*** Opening Supplied material ***
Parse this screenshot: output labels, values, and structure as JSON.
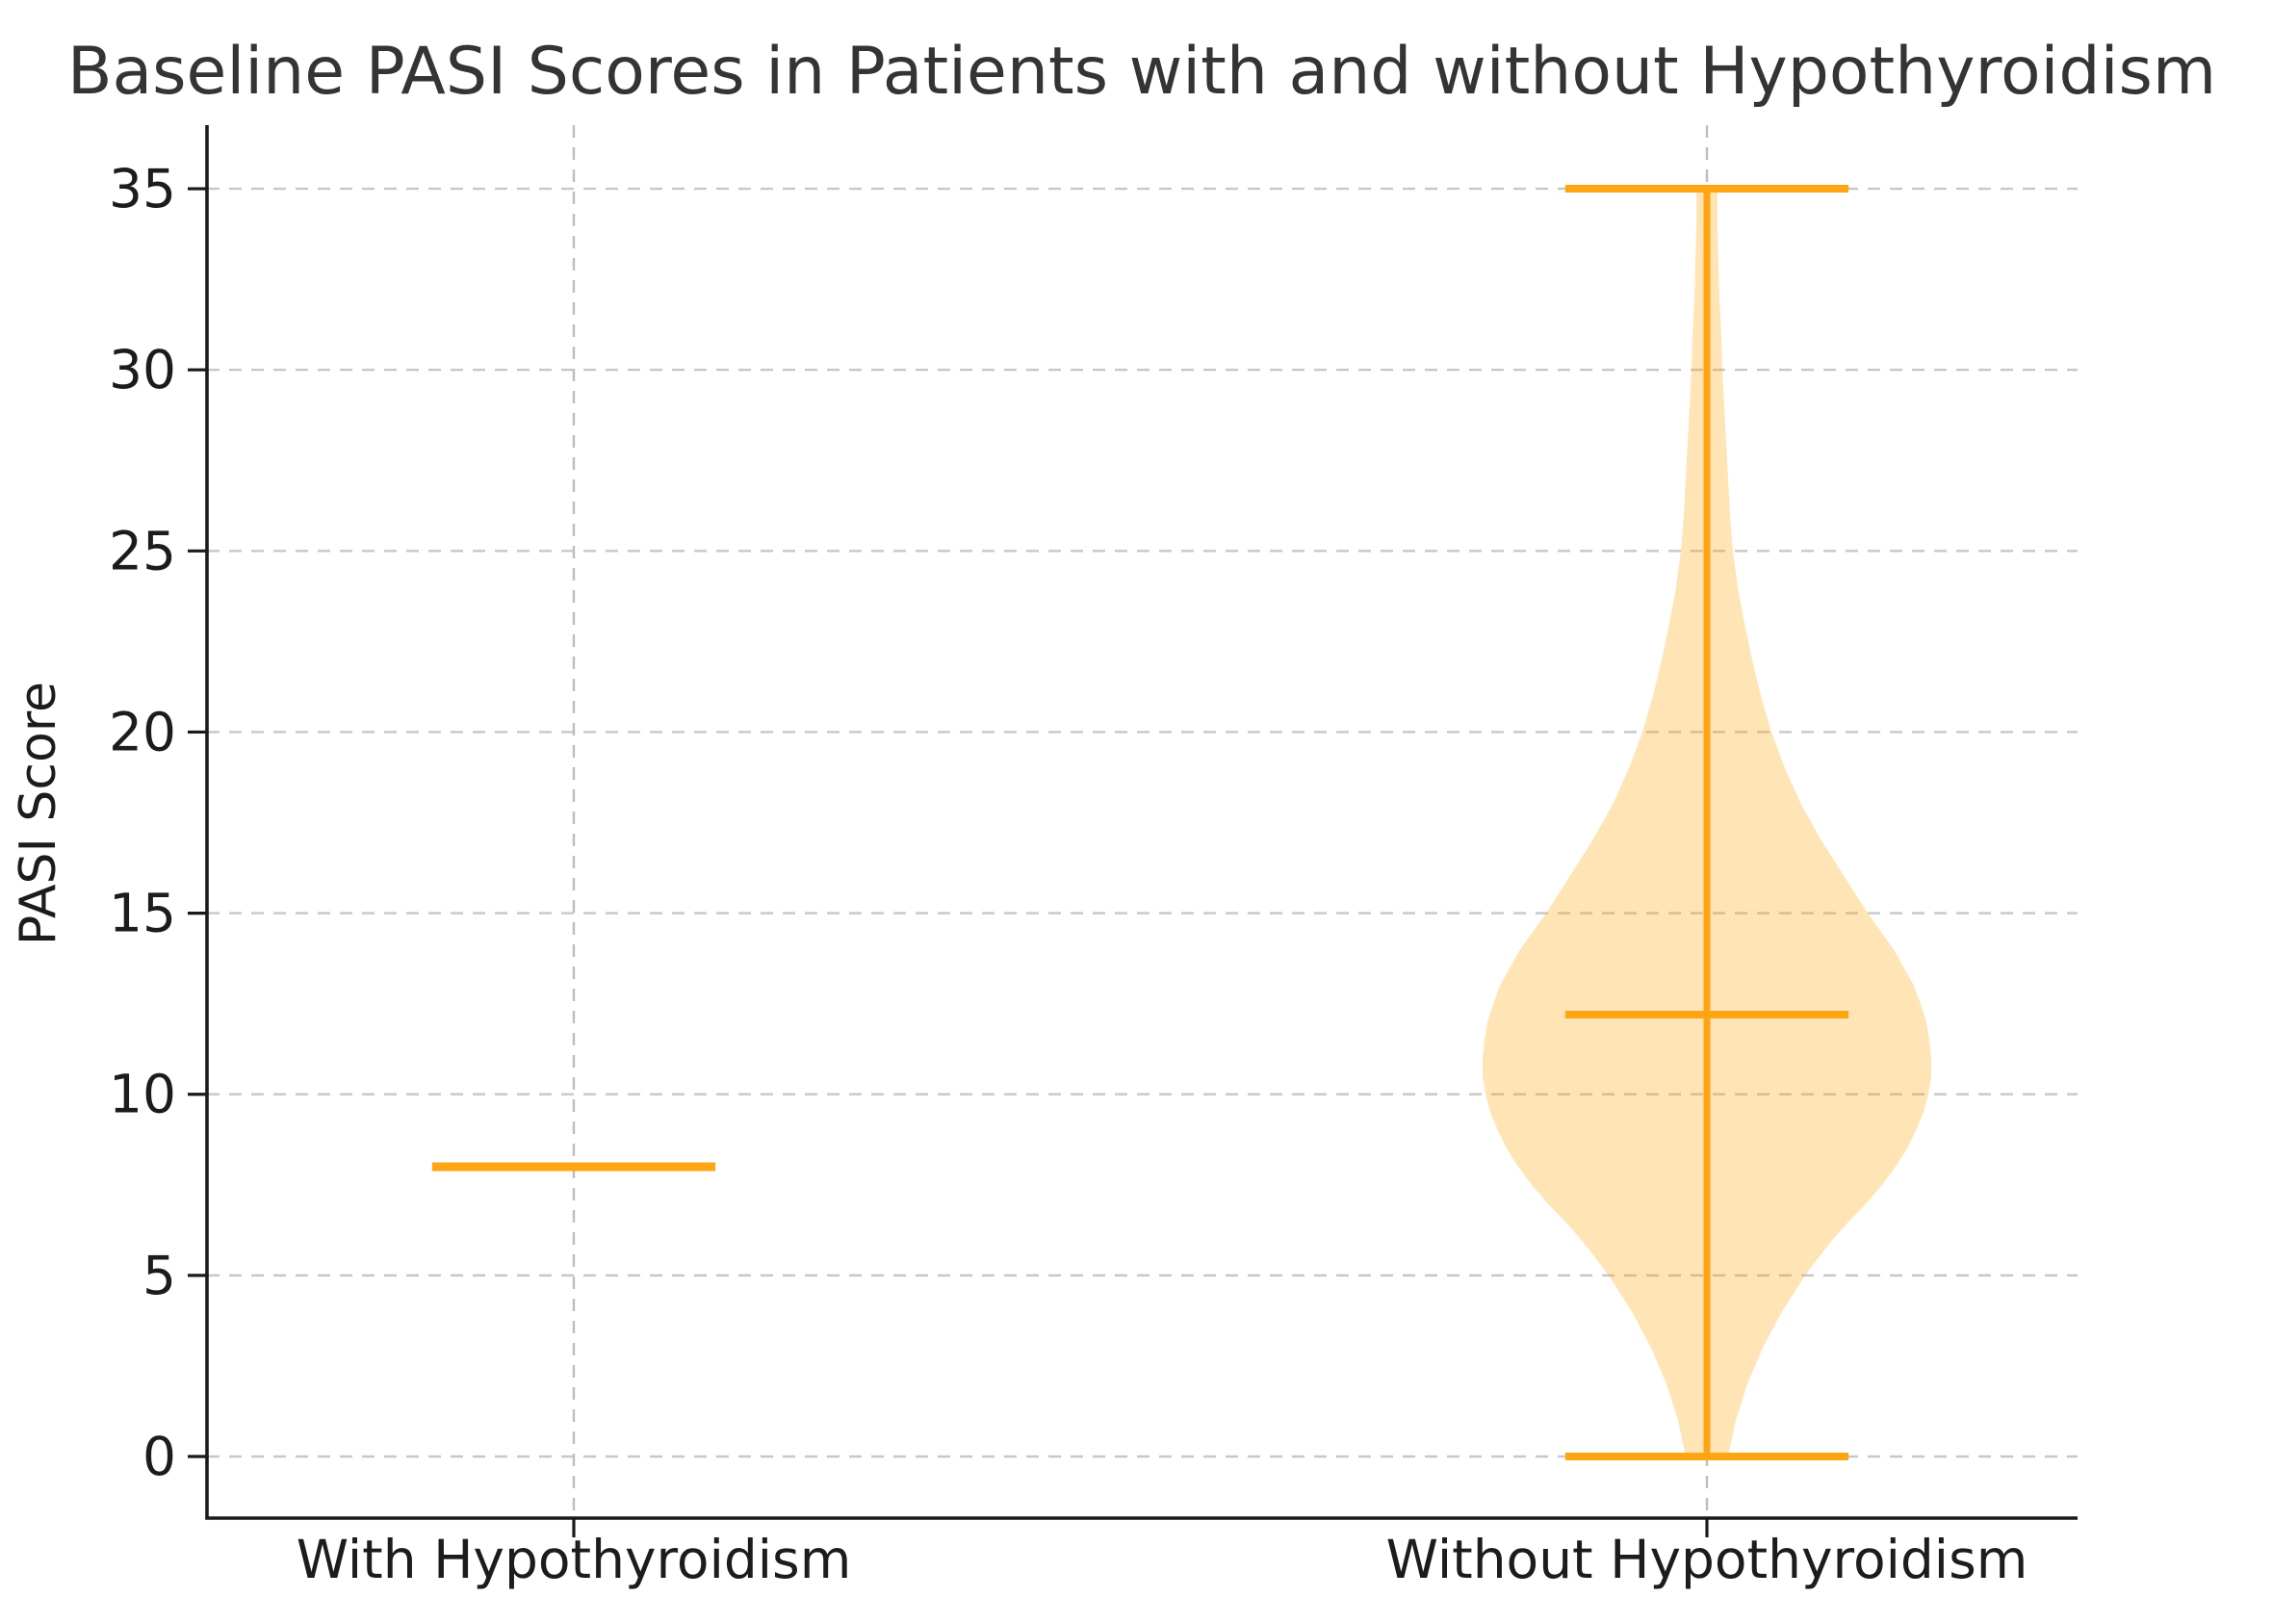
{
  "title": "Baseline PASI Scores in Patients with and without Hypothyroidism",
  "ylabel": "PASI Score",
  "chart_data": {
    "type": "violin",
    "title": "Baseline PASI Scores in Patients with and without Hypothyroidism",
    "xlabel": "",
    "ylabel": "PASI Score",
    "categories": [
      "With Hypothyroidism",
      "Without Hypothyroidism"
    ],
    "yticks": [
      0,
      5,
      10,
      15,
      20,
      25,
      30,
      35
    ],
    "ytick_labels": [
      "0",
      "5",
      "10",
      "15",
      "20",
      "25",
      "30",
      "35"
    ],
    "ylim": [
      -1.7,
      36.8
    ],
    "grid": {
      "horizontal_dashed_at_each_ytick": true,
      "vertical_dashed_at_each_category": true
    },
    "legend": "none",
    "groups": [
      {
        "label": "With Hypothyroidism",
        "display": "degenerate violin: single horizontal line (all mass at one value)",
        "value": 8,
        "line_halfwidth_units": 0.125
      },
      {
        "label": "Without Hypothyroidism",
        "display": "violin with min/max whisker caps, vertical stem and mean line",
        "min": 0,
        "max": 35,
        "mean": 12.2,
        "whisker_halfwidth_units": 0.125,
        "violin_profile_value_halfwidth": [
          [
            35,
            0.0093
          ],
          [
            34,
            0.0093
          ],
          [
            33,
            0.0102
          ],
          [
            32,
            0.011
          ],
          [
            31,
            0.0127
          ],
          [
            30,
            0.0136
          ],
          [
            29,
            0.0153
          ],
          [
            28,
            0.017
          ],
          [
            27,
            0.0187
          ],
          [
            26,
            0.0204
          ],
          [
            25,
            0.0229
          ],
          [
            24,
            0.0272
          ],
          [
            23,
            0.0331
          ],
          [
            22,
            0.0399
          ],
          [
            21,
            0.0476
          ],
          [
            20,
            0.0569
          ],
          [
            19,
            0.0688
          ],
          [
            18,
            0.0833
          ],
          [
            17,
            0.1011
          ],
          [
            16,
            0.1215
          ],
          [
            15,
            0.1419
          ],
          [
            14,
            0.1648
          ],
          [
            13,
            0.1827
          ],
          [
            12.5,
            0.1886
          ],
          [
            12,
            0.1937
          ],
          [
            11.5,
            0.1963
          ],
          [
            11,
            0.198
          ],
          [
            10.5,
            0.198
          ],
          [
            10,
            0.1954
          ],
          [
            9.5,
            0.1912
          ],
          [
            9,
            0.1844
          ],
          [
            8.5,
            0.1767
          ],
          [
            8,
            0.1665
          ],
          [
            7.5,
            0.1546
          ],
          [
            7,
            0.141
          ],
          [
            6.5,
            0.1257
          ],
          [
            6,
            0.1113
          ],
          [
            5.5,
            0.0986
          ],
          [
            5,
            0.0867
          ],
          [
            4.5,
            0.0765
          ],
          [
            4,
            0.0663
          ],
          [
            3.5,
            0.0578
          ],
          [
            3,
            0.0493
          ],
          [
            2.5,
            0.0425
          ],
          [
            2,
            0.0357
          ],
          [
            1.5,
            0.0306
          ],
          [
            1,
            0.0255
          ],
          [
            0.5,
            0.0221
          ],
          [
            0,
            0.0187
          ]
        ]
      }
    ],
    "colors": {
      "violin_line": "#FFA513",
      "violin_fill": "rgba(255,165,0,0.29)",
      "gridline": "#c7c7c7",
      "spine": "#1a1a1a",
      "text": "#1c1c1c",
      "title": "#343434"
    }
  }
}
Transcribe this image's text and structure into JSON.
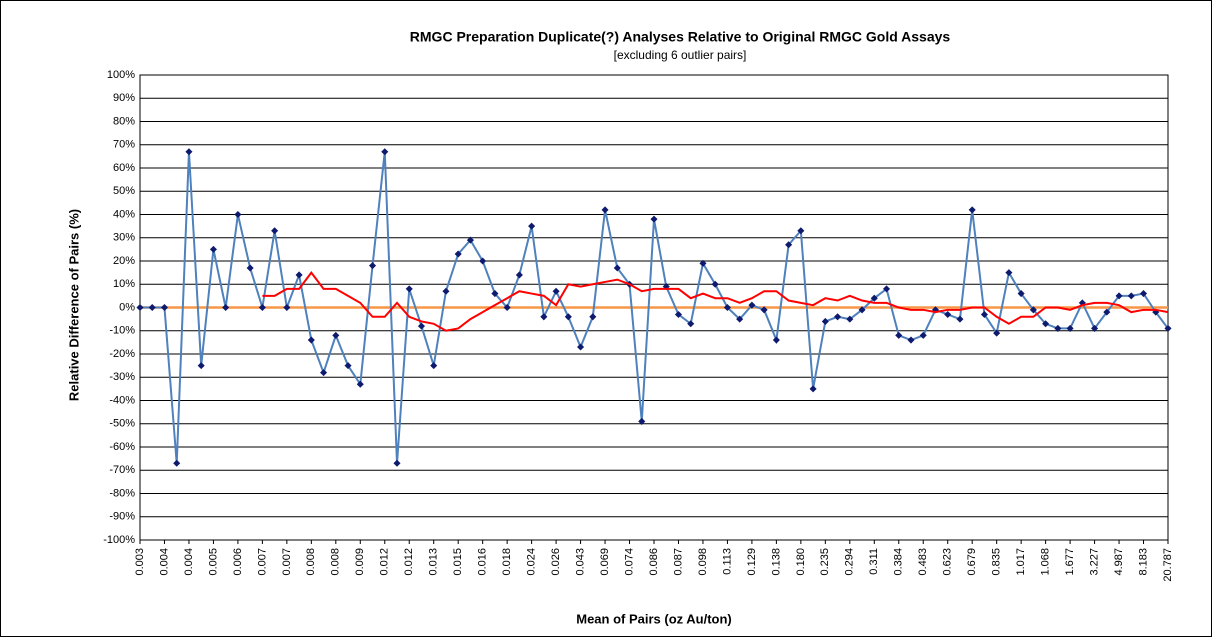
*** Closing Supplied material ***
Where a line of the records contains the word "Scores", copy that line.

  "title": "Baseline PASI Scores in Patients with and without Hypothyroidism",
    "title": "Baseline PASI Scores in Patients with and without Hypothyroidism",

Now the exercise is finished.